DIRECTIONS: Give the entries again from the start through the line with "legend-item-eurgbp: eurgbp <box>758", swapping "x-tick-label" for "x-axis-label" and leaving everything else unchanged.

MATERIAL FOR THE TASK:
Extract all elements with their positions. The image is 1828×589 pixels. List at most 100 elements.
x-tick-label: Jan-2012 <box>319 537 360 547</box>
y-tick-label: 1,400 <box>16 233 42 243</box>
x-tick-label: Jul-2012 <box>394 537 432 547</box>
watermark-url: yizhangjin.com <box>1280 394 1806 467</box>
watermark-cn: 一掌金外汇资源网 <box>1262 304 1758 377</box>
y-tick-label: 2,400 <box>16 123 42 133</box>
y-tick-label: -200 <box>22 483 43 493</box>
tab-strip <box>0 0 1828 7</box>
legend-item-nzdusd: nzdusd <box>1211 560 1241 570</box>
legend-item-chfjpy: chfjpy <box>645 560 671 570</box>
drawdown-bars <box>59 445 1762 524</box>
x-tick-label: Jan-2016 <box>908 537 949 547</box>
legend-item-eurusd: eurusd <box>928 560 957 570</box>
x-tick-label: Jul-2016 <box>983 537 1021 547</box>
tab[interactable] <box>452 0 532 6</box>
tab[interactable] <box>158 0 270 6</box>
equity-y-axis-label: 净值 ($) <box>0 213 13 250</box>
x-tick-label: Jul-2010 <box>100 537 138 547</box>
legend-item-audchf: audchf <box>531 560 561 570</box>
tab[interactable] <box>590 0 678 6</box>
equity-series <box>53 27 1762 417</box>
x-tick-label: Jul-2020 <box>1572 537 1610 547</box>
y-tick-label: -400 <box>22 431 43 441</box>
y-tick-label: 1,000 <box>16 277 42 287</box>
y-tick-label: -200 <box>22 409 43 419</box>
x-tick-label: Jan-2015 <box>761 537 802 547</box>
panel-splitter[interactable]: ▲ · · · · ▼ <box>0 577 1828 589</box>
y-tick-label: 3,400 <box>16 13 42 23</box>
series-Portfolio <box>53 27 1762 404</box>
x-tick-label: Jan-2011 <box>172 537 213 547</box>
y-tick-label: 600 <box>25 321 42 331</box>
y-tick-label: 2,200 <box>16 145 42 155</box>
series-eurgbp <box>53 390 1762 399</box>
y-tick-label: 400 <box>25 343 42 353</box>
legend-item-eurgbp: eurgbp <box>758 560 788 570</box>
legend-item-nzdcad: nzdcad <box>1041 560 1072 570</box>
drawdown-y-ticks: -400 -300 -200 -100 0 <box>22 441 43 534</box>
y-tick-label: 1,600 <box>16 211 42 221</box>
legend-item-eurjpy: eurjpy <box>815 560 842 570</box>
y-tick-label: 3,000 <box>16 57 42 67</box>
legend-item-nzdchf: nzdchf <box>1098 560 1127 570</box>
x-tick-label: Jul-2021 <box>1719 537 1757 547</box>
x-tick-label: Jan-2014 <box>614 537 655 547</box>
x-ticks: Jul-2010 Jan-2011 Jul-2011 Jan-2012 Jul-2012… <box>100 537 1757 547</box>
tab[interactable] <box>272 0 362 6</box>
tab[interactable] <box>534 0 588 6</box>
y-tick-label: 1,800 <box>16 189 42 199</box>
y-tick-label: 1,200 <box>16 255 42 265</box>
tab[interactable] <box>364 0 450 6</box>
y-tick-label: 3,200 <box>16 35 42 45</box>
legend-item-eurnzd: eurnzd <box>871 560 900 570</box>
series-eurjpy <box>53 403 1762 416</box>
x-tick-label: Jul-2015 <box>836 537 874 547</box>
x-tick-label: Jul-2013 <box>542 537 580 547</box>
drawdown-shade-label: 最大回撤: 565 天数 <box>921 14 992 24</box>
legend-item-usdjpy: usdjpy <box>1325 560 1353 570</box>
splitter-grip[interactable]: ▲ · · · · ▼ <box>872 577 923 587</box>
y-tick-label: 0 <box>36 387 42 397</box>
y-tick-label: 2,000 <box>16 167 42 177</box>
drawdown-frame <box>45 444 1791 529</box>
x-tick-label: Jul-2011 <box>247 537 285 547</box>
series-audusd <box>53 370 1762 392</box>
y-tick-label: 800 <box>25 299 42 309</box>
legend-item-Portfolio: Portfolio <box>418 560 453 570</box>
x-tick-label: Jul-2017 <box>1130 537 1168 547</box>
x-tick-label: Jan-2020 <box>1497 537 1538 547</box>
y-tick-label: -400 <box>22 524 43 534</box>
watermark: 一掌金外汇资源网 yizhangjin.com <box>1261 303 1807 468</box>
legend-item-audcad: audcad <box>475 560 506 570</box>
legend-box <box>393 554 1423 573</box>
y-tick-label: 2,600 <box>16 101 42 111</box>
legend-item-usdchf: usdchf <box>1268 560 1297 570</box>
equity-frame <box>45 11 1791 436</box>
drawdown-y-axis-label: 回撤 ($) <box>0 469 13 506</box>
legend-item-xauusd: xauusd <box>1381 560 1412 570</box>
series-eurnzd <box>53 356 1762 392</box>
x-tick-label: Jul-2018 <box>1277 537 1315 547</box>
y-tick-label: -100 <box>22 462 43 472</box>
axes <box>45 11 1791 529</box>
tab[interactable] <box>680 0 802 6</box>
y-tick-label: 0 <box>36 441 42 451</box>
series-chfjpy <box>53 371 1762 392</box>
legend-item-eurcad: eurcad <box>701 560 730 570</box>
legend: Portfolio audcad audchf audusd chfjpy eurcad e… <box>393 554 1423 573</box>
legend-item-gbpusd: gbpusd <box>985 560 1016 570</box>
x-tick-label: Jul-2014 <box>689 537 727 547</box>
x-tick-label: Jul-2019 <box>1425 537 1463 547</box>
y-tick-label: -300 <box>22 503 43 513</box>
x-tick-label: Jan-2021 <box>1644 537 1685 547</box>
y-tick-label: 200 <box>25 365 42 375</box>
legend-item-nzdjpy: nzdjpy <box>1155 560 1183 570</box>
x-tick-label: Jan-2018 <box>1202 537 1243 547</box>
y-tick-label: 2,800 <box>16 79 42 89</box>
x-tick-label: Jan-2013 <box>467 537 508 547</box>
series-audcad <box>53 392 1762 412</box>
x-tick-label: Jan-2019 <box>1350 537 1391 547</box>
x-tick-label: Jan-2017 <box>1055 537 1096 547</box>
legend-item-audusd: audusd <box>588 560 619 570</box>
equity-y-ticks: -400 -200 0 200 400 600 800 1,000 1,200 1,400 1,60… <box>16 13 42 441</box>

REPLY:
Extract all elements with their positions. The image is 1828×589 pixels. List at most 100 elements.
x-axis-label: Jan-2012 <box>319 537 360 547</box>
y-tick-label: 1,400 <box>16 233 42 243</box>
x-axis-label: Jul-2012 <box>394 537 432 547</box>
watermark-url: yizhangjin.com <box>1280 394 1806 467</box>
watermark-cn: 一掌金外汇资源网 <box>1262 304 1758 377</box>
y-tick-label: 2,400 <box>16 123 42 133</box>
y-tick-label: -200 <box>22 483 43 493</box>
tab-strip <box>0 0 1828 7</box>
legend-item-nzdusd: nzdusd <box>1211 560 1241 570</box>
legend-item-chfjpy: chfjpy <box>645 560 671 570</box>
drawdown-bars <box>59 445 1762 524</box>
x-axis-label: Jan-2016 <box>908 537 949 547</box>
legend-item-eurusd: eurusd <box>928 560 957 570</box>
x-axis-label: Jul-2016 <box>983 537 1021 547</box>
tab[interactable] <box>452 0 532 6</box>
tab[interactable] <box>158 0 270 6</box>
equity-y-axis-label: 净值 ($) <box>0 213 13 250</box>
x-axis-label: Jul-2010 <box>100 537 138 547</box>
legend-item-audchf: audchf <box>531 560 561 570</box>
tab[interactable] <box>590 0 678 6</box>
equity-series <box>53 27 1762 417</box>
x-axis-label: Jul-2020 <box>1572 537 1610 547</box>
y-tick-label: -400 <box>22 431 43 441</box>
y-tick-label: 1,000 <box>16 277 42 287</box>
y-tick-label: -200 <box>22 409 43 419</box>
x-axis-label: Jan-2015 <box>761 537 802 547</box>
panel-splitter[interactable]: ▲ · · · · ▼ <box>0 577 1828 589</box>
y-tick-label: 3,400 <box>16 13 42 23</box>
series-Portfolio <box>53 27 1762 404</box>
x-axis-label: Jan-2011 <box>172 537 213 547</box>
y-tick-label: 600 <box>25 321 42 331</box>
y-tick-label: 2,200 <box>16 145 42 155</box>
series-eurgbp <box>53 390 1762 399</box>
y-tick-label: 400 <box>25 343 42 353</box>
legend-item-eurgbp: eurgbp <box>758 560 788 570</box>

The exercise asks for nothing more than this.